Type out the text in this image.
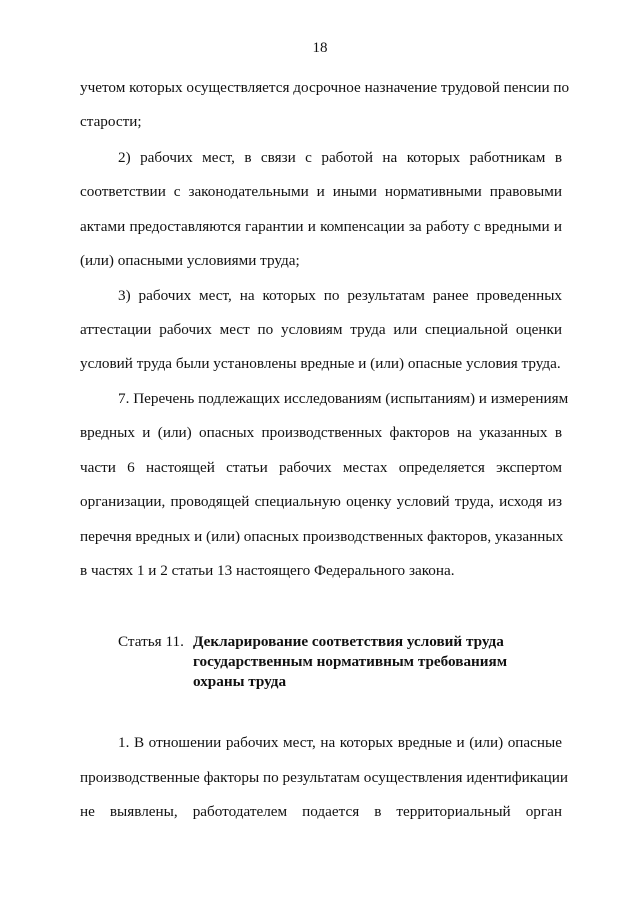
18
учетом которых осуществляется досрочное назначение трудовой пенсии по
старости;
2) рабочих мест, в связи с работой на которых работникам в
соответствии с законодательными и иными нормативными правовыми
актами предоставляются гарантии и компенсации за работу с вредными и
(или) опасными условиями труда;
3) рабочих мест, на которых по результатам ранее проведенных
аттестации рабочих мест по условиям труда или специальной оценки
условий труда были установлены вредные и (или) опасные условия труда.
7. Перечень подлежащих исследованиям (испытаниям) и измерениям
вредных и (или) опасных производственных факторов на указанных в
части 6 настоящей статьи рабочих местах определяется экспертом
организации, проводящей специальную оценку условий труда, исходя из
перечня вредных и (или) опасных производственных факторов, указанных
в частях 1 и 2 статьи 13 настоящего Федерального закона.
Статья 11. Декларирование соответствия условий труда
государственным нормативным требованиям
охраны труда
1. В отношении рабочих мест, на которых вредные и (или) опасные
производственные факторы по результатам осуществления идентификации
не выявлены, работодателем подается в территориальный орган
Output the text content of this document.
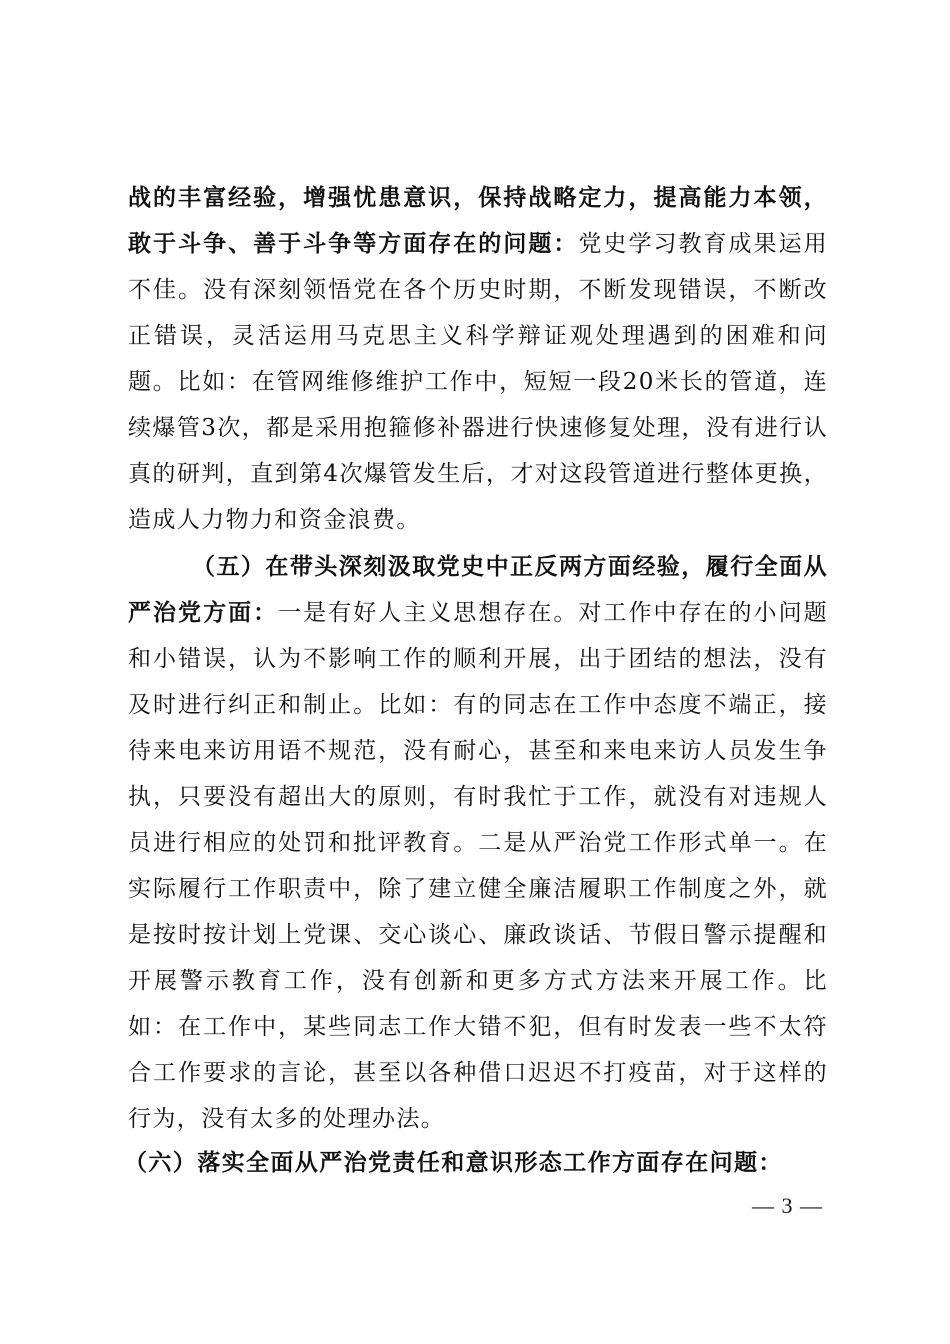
战的丰富经验，增强忧患意识，保持战略定力，提高能力本领，敢于斗争、善于斗争等方面存在的问题：党史学习教育成果运用不佳。没有深刻领悟党在各个历史时期，不断发现错误，不断改正错误，灵活运用马克思主义科学辩证观处理遇到的困难和问题。比如：在管网维修维护工作中，短短一段20米长的管道，连续爆管3次，都是采用抱箍修补器进行快速修复处理，没有进行认真的研判，直到第4次爆管发生后，才对这段管道进行整体更换，造成人力物力和资金浪费。

（五）在带头深刻汲取党史中正反两方面经验，履行全面从严治党方面：一是有好人主义思想存在。对工作中存在的小问题和小错误，认为不影响工作的顺利开展，出于团结的想法，没有及时进行纠正和制止。比如：有的同志在工作中态度不端正，接待来电来访用语不规范，没有耐心，甚至和来电来访人员发生争执，只要没有超出大的原则，有时我忙于工作，就没有对违规人员进行相应的处罚和批评教育。二是从严治党工作形式单一。在实际履行工作职责中，除了建立健全廉洁履职工作制度之外，就是按时按计划上党课、交心谈心、廉政谈话、节假日警示提醒和开展警示教育工作，没有创新和更多方式方法来开展工作。比如：在工作中，某些同志工作大错不犯，但有时发表一些不太符合工作要求的言论，甚至以各种借口迟迟不打疫苗，对于这样的行为，没有太多的处理办法。

（六）落实全面从严治党责任和意识形态工作方面存在问题：

— 3 —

• • • • • • •

Copy all lines from the listing that contain "text".

▸ **Answer for this exercise**:
Type out the text in this image.
Output the text content of this document.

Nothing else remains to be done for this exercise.